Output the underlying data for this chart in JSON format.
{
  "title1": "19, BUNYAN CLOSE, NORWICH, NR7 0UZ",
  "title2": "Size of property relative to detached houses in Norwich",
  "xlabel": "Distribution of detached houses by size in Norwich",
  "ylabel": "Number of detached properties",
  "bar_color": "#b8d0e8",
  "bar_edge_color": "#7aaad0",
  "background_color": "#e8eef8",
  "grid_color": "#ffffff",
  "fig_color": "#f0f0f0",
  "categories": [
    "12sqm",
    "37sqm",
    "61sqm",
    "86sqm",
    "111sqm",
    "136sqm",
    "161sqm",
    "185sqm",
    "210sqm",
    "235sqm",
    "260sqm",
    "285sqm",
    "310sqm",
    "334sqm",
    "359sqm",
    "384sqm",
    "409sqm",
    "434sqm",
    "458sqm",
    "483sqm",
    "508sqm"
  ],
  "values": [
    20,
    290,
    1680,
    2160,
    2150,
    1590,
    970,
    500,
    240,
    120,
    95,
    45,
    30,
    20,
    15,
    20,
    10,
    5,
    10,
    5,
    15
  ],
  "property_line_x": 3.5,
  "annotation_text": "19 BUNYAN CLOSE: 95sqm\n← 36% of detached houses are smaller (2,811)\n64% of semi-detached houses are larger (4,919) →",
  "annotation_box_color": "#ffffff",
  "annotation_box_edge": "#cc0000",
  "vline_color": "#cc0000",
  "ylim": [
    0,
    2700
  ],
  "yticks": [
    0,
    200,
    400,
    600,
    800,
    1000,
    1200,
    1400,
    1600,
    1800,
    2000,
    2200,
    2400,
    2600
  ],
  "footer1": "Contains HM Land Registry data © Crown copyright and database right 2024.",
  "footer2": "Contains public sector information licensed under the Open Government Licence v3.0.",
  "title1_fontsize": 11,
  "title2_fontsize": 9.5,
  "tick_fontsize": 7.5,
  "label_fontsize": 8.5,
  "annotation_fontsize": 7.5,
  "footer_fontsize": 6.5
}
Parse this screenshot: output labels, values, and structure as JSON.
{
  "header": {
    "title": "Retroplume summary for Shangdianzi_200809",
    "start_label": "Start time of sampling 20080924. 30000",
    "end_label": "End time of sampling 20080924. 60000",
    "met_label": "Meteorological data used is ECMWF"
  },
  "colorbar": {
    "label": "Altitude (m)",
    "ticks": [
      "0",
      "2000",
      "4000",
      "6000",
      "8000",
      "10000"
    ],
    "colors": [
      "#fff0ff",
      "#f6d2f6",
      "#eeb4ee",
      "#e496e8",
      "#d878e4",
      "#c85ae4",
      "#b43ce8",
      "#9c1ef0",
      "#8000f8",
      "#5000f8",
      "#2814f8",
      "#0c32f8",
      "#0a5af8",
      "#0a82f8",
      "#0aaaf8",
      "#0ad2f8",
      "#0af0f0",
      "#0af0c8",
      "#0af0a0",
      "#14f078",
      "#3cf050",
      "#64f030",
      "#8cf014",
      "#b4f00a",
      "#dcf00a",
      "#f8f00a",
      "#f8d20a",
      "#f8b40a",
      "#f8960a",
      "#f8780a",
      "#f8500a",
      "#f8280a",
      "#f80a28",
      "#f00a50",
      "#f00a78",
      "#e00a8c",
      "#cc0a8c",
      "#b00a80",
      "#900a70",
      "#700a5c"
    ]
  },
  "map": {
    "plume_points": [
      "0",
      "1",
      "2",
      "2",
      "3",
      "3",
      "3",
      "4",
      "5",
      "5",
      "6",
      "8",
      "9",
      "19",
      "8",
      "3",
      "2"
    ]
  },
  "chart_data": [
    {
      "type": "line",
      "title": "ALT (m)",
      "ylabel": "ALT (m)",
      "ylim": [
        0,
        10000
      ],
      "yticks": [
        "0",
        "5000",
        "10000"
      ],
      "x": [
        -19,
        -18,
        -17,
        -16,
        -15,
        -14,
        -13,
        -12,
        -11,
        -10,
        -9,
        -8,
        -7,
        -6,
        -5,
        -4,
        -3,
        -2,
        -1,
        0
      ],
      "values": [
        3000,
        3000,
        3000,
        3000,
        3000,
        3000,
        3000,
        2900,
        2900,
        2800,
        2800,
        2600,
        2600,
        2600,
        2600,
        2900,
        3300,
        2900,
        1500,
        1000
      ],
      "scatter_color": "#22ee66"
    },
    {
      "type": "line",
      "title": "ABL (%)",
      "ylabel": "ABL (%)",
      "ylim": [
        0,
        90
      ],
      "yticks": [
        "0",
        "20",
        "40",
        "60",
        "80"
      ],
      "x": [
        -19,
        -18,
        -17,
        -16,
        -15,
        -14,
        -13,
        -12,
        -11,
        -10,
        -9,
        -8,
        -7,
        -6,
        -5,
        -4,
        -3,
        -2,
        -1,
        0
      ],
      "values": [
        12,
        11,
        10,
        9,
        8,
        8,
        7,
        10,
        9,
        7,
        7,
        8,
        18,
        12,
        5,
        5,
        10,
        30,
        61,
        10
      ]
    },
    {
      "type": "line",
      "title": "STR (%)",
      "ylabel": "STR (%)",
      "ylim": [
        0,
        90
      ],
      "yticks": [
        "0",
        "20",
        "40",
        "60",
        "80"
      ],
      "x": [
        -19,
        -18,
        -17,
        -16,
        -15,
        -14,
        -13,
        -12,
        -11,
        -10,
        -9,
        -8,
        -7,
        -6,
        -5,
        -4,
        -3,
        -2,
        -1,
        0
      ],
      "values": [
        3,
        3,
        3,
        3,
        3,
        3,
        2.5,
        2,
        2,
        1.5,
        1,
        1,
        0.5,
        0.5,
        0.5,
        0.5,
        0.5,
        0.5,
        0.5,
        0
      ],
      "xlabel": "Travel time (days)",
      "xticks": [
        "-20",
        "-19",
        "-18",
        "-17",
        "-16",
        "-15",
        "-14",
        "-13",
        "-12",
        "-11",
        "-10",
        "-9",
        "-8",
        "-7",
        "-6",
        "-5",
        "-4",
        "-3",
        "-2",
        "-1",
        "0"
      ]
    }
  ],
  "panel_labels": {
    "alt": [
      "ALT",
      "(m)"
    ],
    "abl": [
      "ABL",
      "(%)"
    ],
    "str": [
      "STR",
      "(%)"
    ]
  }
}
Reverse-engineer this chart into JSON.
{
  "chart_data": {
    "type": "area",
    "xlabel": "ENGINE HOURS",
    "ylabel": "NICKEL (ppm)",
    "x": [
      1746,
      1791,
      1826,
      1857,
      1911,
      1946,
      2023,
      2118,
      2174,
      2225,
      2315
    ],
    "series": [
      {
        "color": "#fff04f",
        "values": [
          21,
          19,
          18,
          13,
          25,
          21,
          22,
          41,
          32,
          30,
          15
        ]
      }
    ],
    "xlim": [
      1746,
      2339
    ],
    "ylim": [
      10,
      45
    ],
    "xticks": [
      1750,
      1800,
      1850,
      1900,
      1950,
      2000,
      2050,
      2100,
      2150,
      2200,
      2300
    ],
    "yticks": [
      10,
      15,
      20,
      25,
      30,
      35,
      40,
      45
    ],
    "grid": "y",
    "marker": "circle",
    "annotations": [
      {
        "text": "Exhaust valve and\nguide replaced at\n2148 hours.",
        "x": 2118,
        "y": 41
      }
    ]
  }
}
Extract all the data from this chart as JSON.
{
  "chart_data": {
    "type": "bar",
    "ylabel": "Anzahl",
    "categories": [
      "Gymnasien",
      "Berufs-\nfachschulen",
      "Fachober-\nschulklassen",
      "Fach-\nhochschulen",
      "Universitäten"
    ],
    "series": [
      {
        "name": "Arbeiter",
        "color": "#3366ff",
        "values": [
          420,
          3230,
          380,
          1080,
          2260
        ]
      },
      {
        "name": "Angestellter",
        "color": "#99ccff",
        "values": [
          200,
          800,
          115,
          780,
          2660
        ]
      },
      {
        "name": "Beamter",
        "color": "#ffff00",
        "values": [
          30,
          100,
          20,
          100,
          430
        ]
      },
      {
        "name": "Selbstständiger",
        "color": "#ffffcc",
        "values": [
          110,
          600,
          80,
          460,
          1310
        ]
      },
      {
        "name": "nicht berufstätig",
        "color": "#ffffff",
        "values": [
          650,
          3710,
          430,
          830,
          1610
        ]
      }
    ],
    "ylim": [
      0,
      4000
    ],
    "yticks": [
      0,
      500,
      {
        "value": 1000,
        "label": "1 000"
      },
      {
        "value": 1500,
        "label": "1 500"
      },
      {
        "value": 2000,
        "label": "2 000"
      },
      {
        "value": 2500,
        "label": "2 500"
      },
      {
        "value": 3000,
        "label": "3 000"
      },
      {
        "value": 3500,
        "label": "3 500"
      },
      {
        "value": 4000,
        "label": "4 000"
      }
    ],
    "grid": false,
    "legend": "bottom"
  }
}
:::::
#### [Required work]
State, as a bare number, how many lines of the listing hold the word "JSON".

#### [Result of the task]
4